- **EXERCISE DIRECTIONS**
Find each row that contains the string "line" and copy those rows out in full.

Stored items
____________
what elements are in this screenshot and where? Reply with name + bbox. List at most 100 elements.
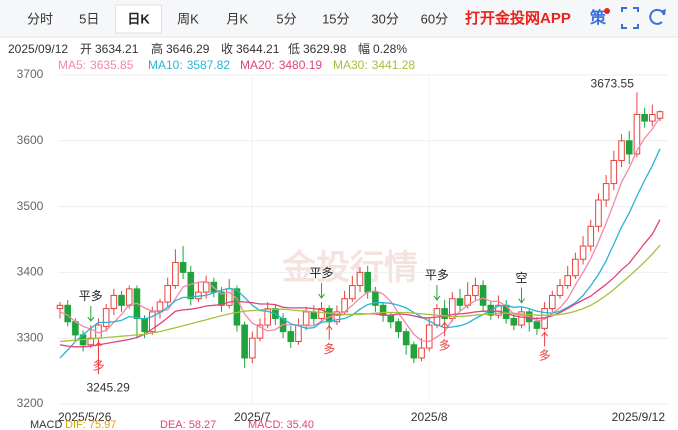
tab[interactable]: 5日 bbox=[79, 11, 99, 26]
tab[interactable]: 周K bbox=[177, 11, 199, 26]
candle-body bbox=[172, 262, 179, 287]
legend-value: 3480.19 bbox=[279, 58, 323, 72]
legend-name: MA5: bbox=[58, 58, 86, 72]
signal-label: 多 bbox=[92, 358, 104, 372]
quote-value: 0.28% bbox=[373, 42, 407, 56]
quote-value: 3644.21 bbox=[236, 42, 280, 56]
legend-name: MA20: bbox=[240, 58, 275, 72]
tab[interactable]: 30分 bbox=[371, 11, 398, 26]
ma-line bbox=[59, 116, 661, 343]
x-tick-label: 2025/8 bbox=[411, 410, 448, 424]
candle-body bbox=[325, 308, 333, 323]
candle-body bbox=[310, 311, 318, 319]
legend-value: 3441.28 bbox=[372, 58, 416, 72]
candle-body bbox=[418, 347, 425, 359]
y-tick-label: 3400 bbox=[17, 265, 44, 279]
signal-arrow-head bbox=[518, 298, 525, 304]
candle-body bbox=[356, 271, 364, 287]
candle-body bbox=[618, 140, 625, 162]
candle-body bbox=[472, 285, 479, 296]
quote-value: 3629.98 bbox=[303, 42, 347, 56]
legend-entry: MA20: 3480.19 bbox=[240, 58, 322, 72]
notice-dot bbox=[604, 8, 610, 14]
quote-label: 高 bbox=[151, 41, 163, 56]
candle-body bbox=[602, 183, 610, 201]
quote-line: 2025/09/12 开 3634.21 高 3646.29 收 3644.21… bbox=[8, 41, 407, 56]
legend-value: 3635.85 bbox=[90, 58, 134, 72]
candle-body bbox=[518, 311, 525, 326]
strategy-button[interactable]: 策 bbox=[589, 8, 607, 27]
quote-value: 3634.21 bbox=[95, 42, 139, 56]
quote-label: 开 bbox=[80, 42, 92, 56]
signal-arrow-head bbox=[95, 341, 102, 347]
candle-body bbox=[410, 344, 418, 359]
legend-entry: MA10: 3587.82 bbox=[148, 58, 230, 72]
candle-body bbox=[56, 304, 64, 310]
signal-label: 平多 bbox=[79, 289, 103, 303]
signal-label: 多 bbox=[539, 349, 551, 363]
legend-name: MA10: bbox=[148, 58, 183, 72]
quote-label: 幅 bbox=[358, 41, 370, 56]
candle-body bbox=[302, 311, 310, 326]
candle-body bbox=[249, 337, 256, 359]
signal-label: 空 bbox=[516, 271, 528, 285]
tab-bar bbox=[0, 0, 678, 37]
candle-body bbox=[387, 314, 395, 323]
tab[interactable]: 60分 bbox=[421, 11, 448, 26]
candle-body bbox=[102, 308, 110, 327]
candle-body bbox=[495, 304, 502, 316]
tab[interactable]: 5分 bbox=[276, 11, 296, 26]
candle-body bbox=[395, 321, 402, 333]
candle-body bbox=[579, 245, 587, 260]
candle-body bbox=[441, 308, 448, 319]
candle-body bbox=[233, 288, 241, 326]
watermark: 金投行情 bbox=[281, 248, 418, 287]
legend-name: MA30: bbox=[333, 58, 368, 72]
macd-title: MACD bbox=[30, 419, 62, 430]
candle-body bbox=[425, 324, 433, 349]
signal-arrow-head bbox=[87, 316, 95, 322]
tab[interactable]: 15分 bbox=[322, 11, 349, 26]
tab[interactable]: 分时 bbox=[27, 11, 53, 26]
candle-body bbox=[556, 285, 564, 296]
quote-date: 2025/09/12 bbox=[8, 42, 68, 56]
macd-dea: DEA: 58.27 bbox=[160, 419, 216, 430]
fullscreen-icon[interactable] bbox=[621, 7, 639, 29]
x-tick-label: 2025/9/12 bbox=[612, 410, 666, 424]
candle-body bbox=[641, 113, 648, 122]
signal-arrow-head bbox=[318, 293, 325, 299]
y-tick-label: 3300 bbox=[17, 330, 44, 344]
tabs: 分时 5日 日K 周K 月K 5分 15分 30分 60分 bbox=[27, 4, 448, 34]
candle-body bbox=[64, 304, 71, 323]
tab[interactable]: 月K bbox=[226, 11, 248, 26]
legend-value: 3587.82 bbox=[187, 58, 231, 72]
signal-arrow-head bbox=[325, 324, 333, 331]
y-tick-label: 3700 bbox=[17, 67, 44, 81]
candle-body bbox=[318, 308, 325, 319]
candle-body bbox=[149, 311, 156, 333]
tab[interactable]: 日K bbox=[127, 11, 150, 26]
app-link[interactable]: 打开金投网APP bbox=[465, 9, 571, 27]
candle-body bbox=[549, 294, 556, 310]
legend: MA5: 3635.85 MA10: 3587.82 MA20: 3480.19 MA30:… bbox=[58, 58, 415, 72]
quote-value: 3646.29 bbox=[166, 42, 210, 56]
min-label: 3245.29 bbox=[86, 380, 130, 394]
candle-body bbox=[595, 199, 602, 227]
legend-entry: MA30: 3441.28 bbox=[333, 58, 415, 72]
candle-body bbox=[110, 294, 118, 310]
signal-arrow-head bbox=[441, 321, 449, 327]
candle-body bbox=[72, 321, 79, 336]
candle-body bbox=[449, 298, 456, 319]
signal-label: 多 bbox=[323, 342, 335, 356]
candle-body bbox=[87, 337, 95, 346]
ma-line bbox=[59, 148, 661, 359]
tab-active-bg bbox=[115, 4, 163, 34]
signal-label: 平多 bbox=[425, 268, 449, 282]
candle-body bbox=[610, 160, 618, 185]
candle-body bbox=[379, 304, 387, 316]
y-tick-label: 3600 bbox=[17, 133, 44, 147]
candle-body bbox=[141, 317, 148, 333]
candle-body bbox=[564, 275, 571, 287]
signal-label: 平多 bbox=[310, 266, 334, 280]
____________
- **REPLY**
ma-line bbox=[59, 116, 661, 343]
quote-line: 2025/09/12 开 3634.21 高 3646.29 收 3644.21… bbox=[8, 41, 407, 56]
ma-line bbox=[59, 148, 661, 359]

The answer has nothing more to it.